- Exercise -
Skip the pictures. Repeat everything else in the records word for word.

- Source records -
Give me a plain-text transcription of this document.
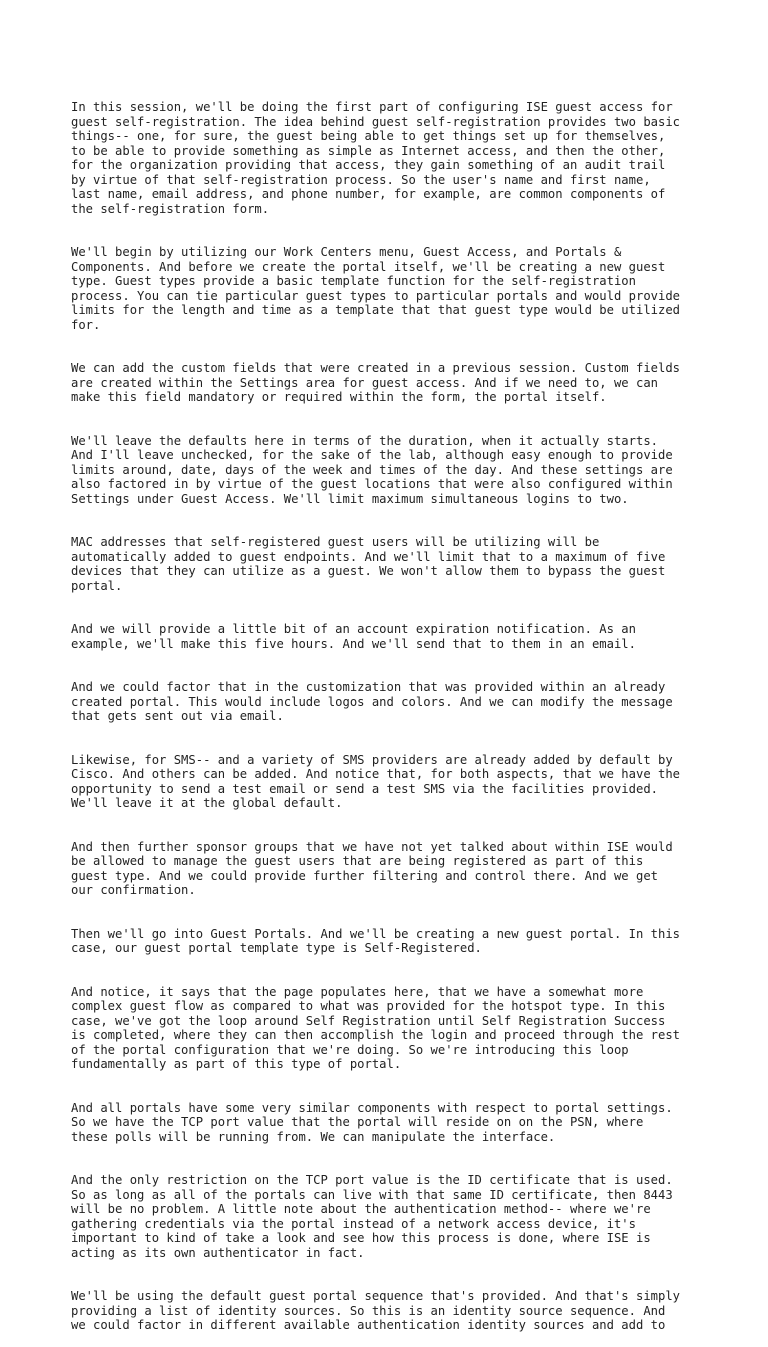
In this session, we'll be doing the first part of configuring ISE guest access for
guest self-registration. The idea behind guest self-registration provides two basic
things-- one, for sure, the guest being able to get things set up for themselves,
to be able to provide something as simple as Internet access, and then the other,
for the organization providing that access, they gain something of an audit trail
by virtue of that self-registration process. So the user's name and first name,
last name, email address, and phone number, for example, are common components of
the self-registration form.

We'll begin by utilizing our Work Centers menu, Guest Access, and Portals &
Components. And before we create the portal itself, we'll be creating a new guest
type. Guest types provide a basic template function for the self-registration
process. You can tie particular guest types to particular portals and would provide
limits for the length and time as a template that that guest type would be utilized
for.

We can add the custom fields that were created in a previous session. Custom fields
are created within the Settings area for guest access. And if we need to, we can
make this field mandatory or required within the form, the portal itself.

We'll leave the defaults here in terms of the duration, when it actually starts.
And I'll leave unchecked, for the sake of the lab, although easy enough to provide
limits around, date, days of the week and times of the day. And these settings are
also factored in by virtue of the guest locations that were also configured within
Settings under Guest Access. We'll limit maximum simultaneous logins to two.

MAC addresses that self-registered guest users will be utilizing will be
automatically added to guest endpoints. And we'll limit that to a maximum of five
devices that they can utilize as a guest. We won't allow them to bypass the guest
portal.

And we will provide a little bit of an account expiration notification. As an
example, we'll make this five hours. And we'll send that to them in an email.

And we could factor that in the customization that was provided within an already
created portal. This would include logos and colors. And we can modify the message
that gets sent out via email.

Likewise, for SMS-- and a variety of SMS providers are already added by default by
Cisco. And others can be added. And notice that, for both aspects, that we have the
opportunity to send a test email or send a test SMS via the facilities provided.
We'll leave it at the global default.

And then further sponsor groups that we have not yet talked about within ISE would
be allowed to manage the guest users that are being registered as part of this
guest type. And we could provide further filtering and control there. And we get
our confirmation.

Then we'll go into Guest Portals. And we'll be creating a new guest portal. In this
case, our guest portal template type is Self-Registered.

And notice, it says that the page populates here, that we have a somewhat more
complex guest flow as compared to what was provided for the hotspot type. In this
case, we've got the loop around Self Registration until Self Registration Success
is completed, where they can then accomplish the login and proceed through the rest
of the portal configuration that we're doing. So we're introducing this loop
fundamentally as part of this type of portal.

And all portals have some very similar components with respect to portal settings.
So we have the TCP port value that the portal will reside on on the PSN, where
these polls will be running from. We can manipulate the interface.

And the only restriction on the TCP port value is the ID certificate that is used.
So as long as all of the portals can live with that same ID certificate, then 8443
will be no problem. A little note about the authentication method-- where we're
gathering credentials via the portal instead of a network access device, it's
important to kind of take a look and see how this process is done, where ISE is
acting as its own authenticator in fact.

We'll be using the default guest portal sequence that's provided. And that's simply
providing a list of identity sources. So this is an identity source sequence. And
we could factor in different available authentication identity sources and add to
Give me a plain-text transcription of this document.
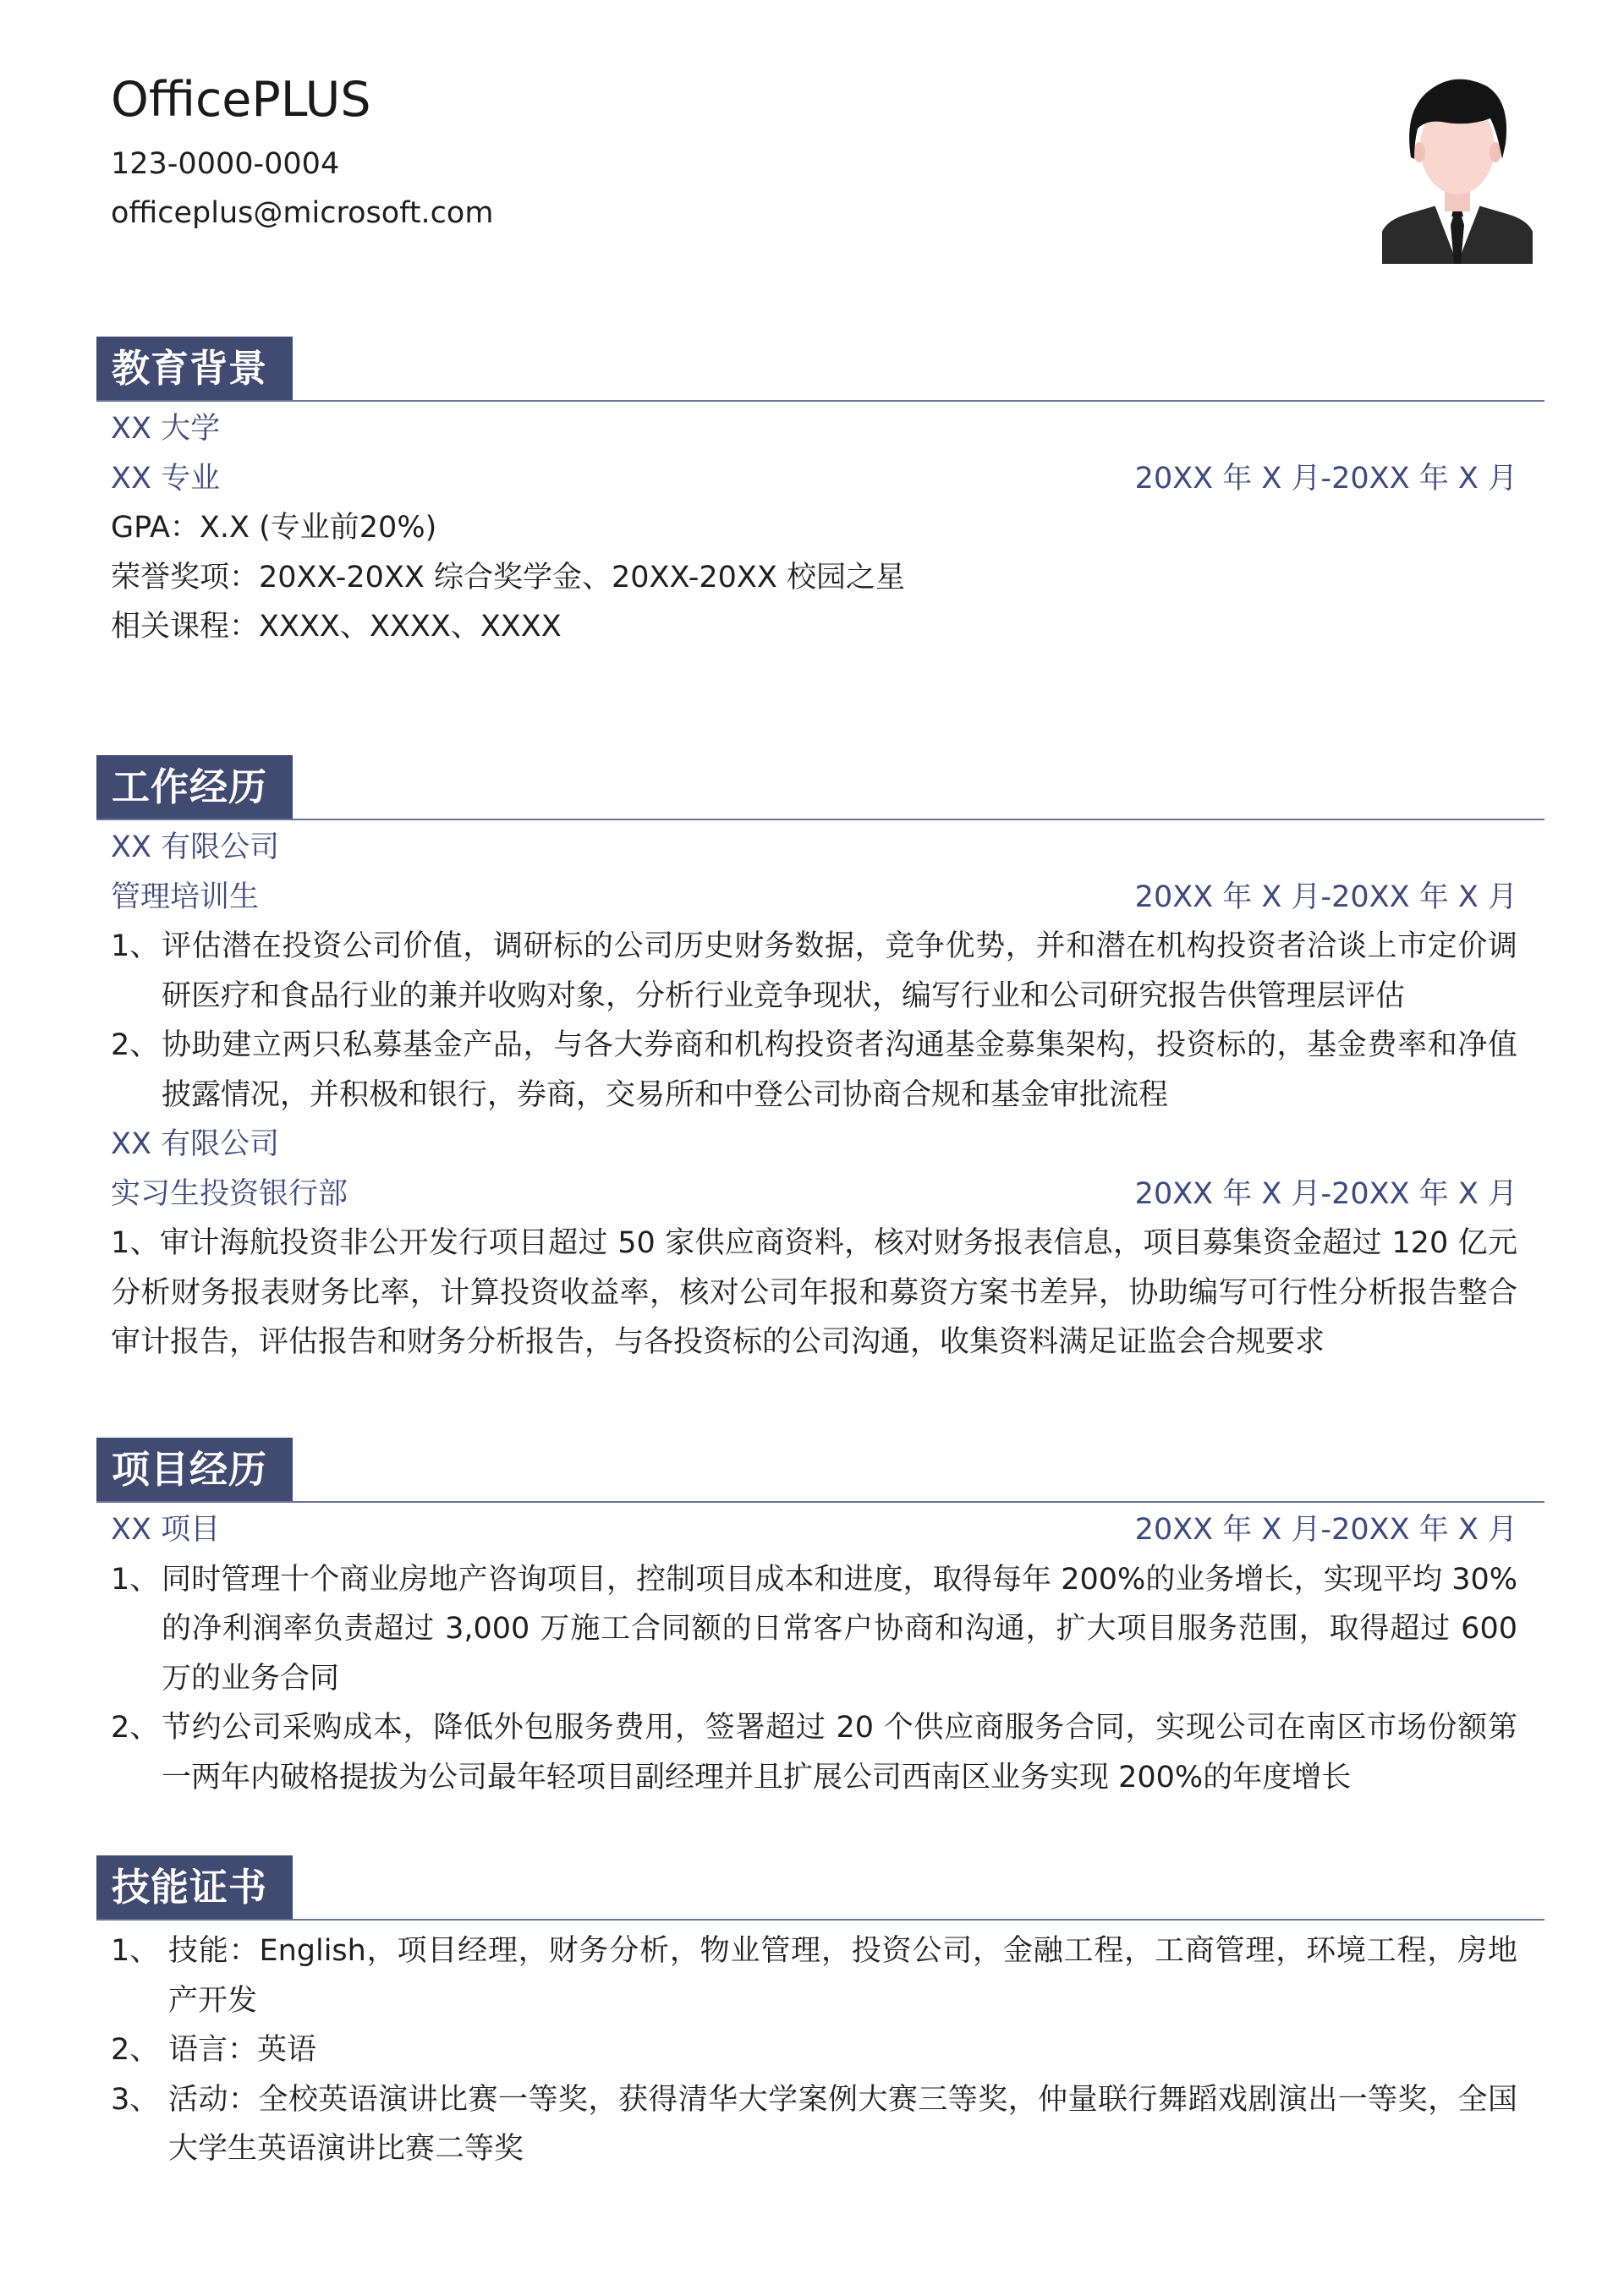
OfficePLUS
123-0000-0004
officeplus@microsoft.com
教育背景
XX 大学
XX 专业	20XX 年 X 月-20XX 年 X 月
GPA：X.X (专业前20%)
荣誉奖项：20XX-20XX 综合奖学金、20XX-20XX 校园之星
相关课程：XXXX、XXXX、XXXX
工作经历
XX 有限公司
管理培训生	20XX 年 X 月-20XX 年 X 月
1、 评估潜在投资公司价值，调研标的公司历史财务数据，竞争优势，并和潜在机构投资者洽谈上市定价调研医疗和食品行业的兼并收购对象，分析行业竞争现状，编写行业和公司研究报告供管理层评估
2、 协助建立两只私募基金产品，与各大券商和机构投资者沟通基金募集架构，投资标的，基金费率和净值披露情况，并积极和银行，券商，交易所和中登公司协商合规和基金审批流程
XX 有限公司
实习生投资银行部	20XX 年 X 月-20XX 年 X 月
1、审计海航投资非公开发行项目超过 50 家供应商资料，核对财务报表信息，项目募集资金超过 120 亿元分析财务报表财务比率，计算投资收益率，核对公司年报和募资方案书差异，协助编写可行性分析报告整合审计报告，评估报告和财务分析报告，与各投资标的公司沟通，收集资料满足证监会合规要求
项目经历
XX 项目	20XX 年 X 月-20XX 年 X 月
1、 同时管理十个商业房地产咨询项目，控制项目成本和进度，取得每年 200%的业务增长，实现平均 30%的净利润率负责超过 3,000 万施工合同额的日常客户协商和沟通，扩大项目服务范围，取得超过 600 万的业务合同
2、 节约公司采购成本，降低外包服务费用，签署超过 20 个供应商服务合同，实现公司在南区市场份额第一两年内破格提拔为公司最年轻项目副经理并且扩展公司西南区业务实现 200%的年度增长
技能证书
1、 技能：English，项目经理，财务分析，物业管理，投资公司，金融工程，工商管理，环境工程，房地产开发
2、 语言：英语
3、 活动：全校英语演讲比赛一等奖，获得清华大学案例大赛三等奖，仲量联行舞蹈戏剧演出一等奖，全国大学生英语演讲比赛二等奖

- Worked answer -
Give me a plain-text transcription of this document.
In this session, we'll be doing the first part of configuring ISE guest access for
guest self-registration. The idea behind guest self-registration provides two basic
things-- one, for sure, the guest being able to get things set up for themselves,
to be able to provide something as simple as Internet access, and then the other,
for the organization providing that access, they gain something of an audit trail
by virtue of that self-registration process. So the user's name and first name,
last name, email address, and phone number, for example, are common components of
the self-registration form.

We'll begin by utilizing our Work Centers menu, Guest Access, and Portals &
Components. And before we create the portal itself, we'll be creating a new guest
type. Guest types provide a basic template function for the self-registration
process. You can tie particular guest types to particular portals and would provide
limits for the length and time as a template that that guest type would be utilized
for.

We can add the custom fields that were created in a previous session. Custom fields
are created within the Settings area for guest access. And if we need to, we can
make this field mandatory or required within the form, the portal itself.

We'll leave the defaults here in terms of the duration, when it actually starts.
And I'll leave unchecked, for the sake of the lab, although easy enough to provide
limits around, date, days of the week and times of the day. And these settings are
also factored in by virtue of the guest locations that were also configured within
Settings under Guest Access. We'll limit maximum simultaneous logins to two.

MAC addresses that self-registered guest users will be utilizing will be
automatically added to guest endpoints. And we'll limit that to a maximum of five
devices that they can utilize as a guest. We won't allow them to bypass the guest
portal.

And we will provide a little bit of an account expiration notification. As an
example, we'll make this five hours. And we'll send that to them in an email.

And we could factor that in the customization that was provided within an already
created portal. This would include logos and colors. And we can modify the message
that gets sent out via email.

Likewise, for SMS-- and a variety of SMS providers are already added by default by
Cisco. And others can be added. And notice that, for both aspects, that we have the
opportunity to send a test email or send a test SMS via the facilities provided.
We'll leave it at the global default.

And then further sponsor groups that we have not yet talked about within ISE would
be allowed to manage the guest users that are being registered as part of this
guest type. And we could provide further filtering and control there. And we get
our confirmation.

Then we'll go into Guest Portals. And we'll be creating a new guest portal. In this
case, our guest portal template type is Self-Registered.

And notice, it says that the page populates here, that we have a somewhat more
complex guest flow as compared to what was provided for the hotspot type. In this
case, we've got the loop around Self Registration until Self Registration Success
is completed, where they can then accomplish the login and proceed through the rest
of the portal configuration that we're doing. So we're introducing this loop
fundamentally as part of this type of portal.

And all portals have some very similar components with respect to portal settings.
So we have the TCP port value that the portal will reside on on the PSN, where
these polls will be running from. We can manipulate the interface.

And the only restriction on the TCP port value is the ID certificate that is used.
So as long as all of the portals can live with that same ID certificate, then 8443
will be no problem. A little note about the authentication method-- where we're
gathering credentials via the portal instead of a network access device, it's
important to kind of take a look and see how this process is done, where ISE is
acting as its own authenticator in fact.

We'll be using the default guest portal sequence that's provided. And that's simply
providing a list of identity sources. So this is an identity source sequence. And
we could factor in different available authentication identity sources and add to
Give me a plain-text transcription of this document.
OfficePLUS
123-0000-0004
officeplus@microsoft.com
教育背景
XX 大学
XX 专业	20XX 年 X 月-20XX 年 X 月
GPA：X.X (专业前20%)
荣誉奖项：20XX-20XX 综合奖学金、20XX-20XX 校园之星
相关课程：XXXX、XXXX、XXXX
工作经历
XX 有限公司
管理培训生	20XX 年 X 月-20XX 年 X 月
1、 评估潜在投资公司价值，调研标的公司历史财务数据，竞争优势，并和潜在机构投资者洽谈上市定价调研医疗和食品行业的兼并收购对象，分析行业竞争现状，编写行业和公司研究报告供管理层评估
2、 协助建立两只私募基金产品，与各大券商和机构投资者沟通基金募集架构，投资标的，基金费率和净值披露情况，并积极和银行，券商，交易所和中登公司协商合规和基金审批流程
XX 有限公司
实习生投资银行部	20XX 年 X 月-20XX 年 X 月
1、审计海航投资非公开发行项目超过 50 家供应商资料，核对财务报表信息，项目募集资金超过 120 亿元分析财务报表财务比率，计算投资收益率，核对公司年报和募资方案书差异，协助编写可行性分析报告整合审计报告，评估报告和财务分析报告，与各投资标的公司沟通，收集资料满足证监会合规要求
项目经历
XX 项目	20XX 年 X 月-20XX 年 X 月
1、 同时管理十个商业房地产咨询项目，控制项目成本和进度，取得每年 200%的业务增长，实现平均 30%的净利润率负责超过 3,000 万施工合同额的日常客户协商和沟通，扩大项目服务范围，取得超过 600 万的业务合同
2、 节约公司采购成本，降低外包服务费用，签署超过 20 个供应商服务合同，实现公司在南区市场份额第一两年内破格提拔为公司最年轻项目副经理并且扩展公司西南区业务实现 200%的年度增长
技能证书
1、 技能：English，项目经理，财务分析，物业管理，投资公司，金融工程，工商管理，环境工程，房地产开发
2、 语言：英语
3、 活动：全校英语演讲比赛一等奖，获得清华大学案例大赛三等奖，仲量联行舞蹈戏剧演出一等奖，全国大学生英语演讲比赛二等奖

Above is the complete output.